Your instructions: Quote the records that follow in full, leaving the pictures out.

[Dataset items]
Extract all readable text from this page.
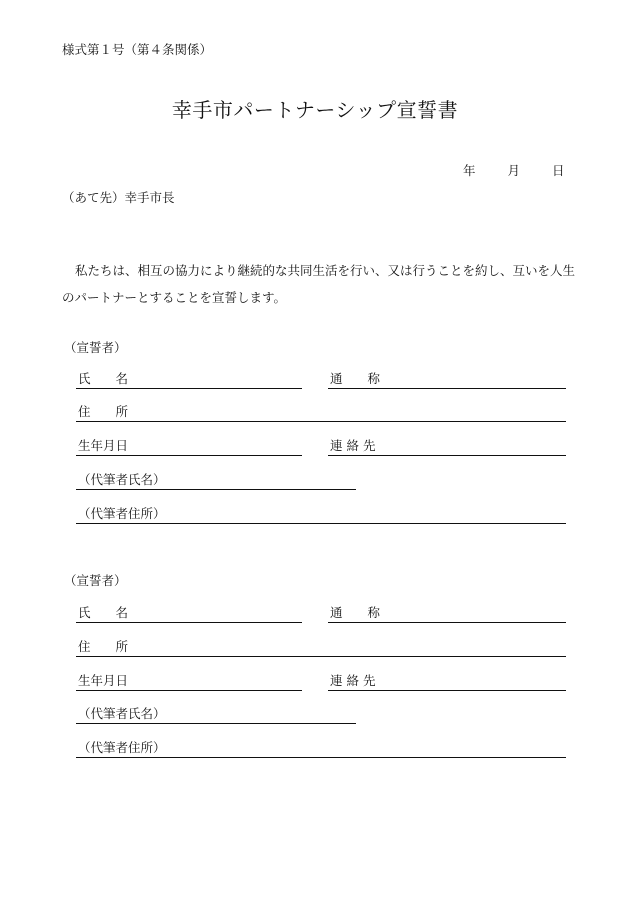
様式第１号（第４条関係）
幸手市パートナーシップ宣誓書
年	月	日
（あて先）幸手市長
私たちは、相互の協力により継続的な共同生活を行い、又は行うことを約し、互いを人生のパートナーとすることを宣誓します。
（宣誓者）
氏　　名	通　　称
住　　所
生年月日	連 絡 先
（代筆者氏名）
（代筆者住所）
（宣誓者）
氏　　名	通　　称
住　　所
生年月日	連 絡 先
（代筆者氏名）
（代筆者住所）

Result:
Extract all readable text from this page.
様式第１号（第４条関係）
幸手市パートナーシップ宣誓書
年	月	日
（あて先）幸手市長
私たちは、相互の協力により継続的な共同生活を行い、又は行うことを約し、互いを人生のパートナーとすることを宣誓します。
（宣誓者）
氏　　名	通　　称
住　　所
生年月日	連 絡 先
（代筆者氏名）
（代筆者住所）
（宣誓者）
氏　　名	通　　称
住　　所
生年月日	連 絡 先
（代筆者氏名）
（代筆者住所）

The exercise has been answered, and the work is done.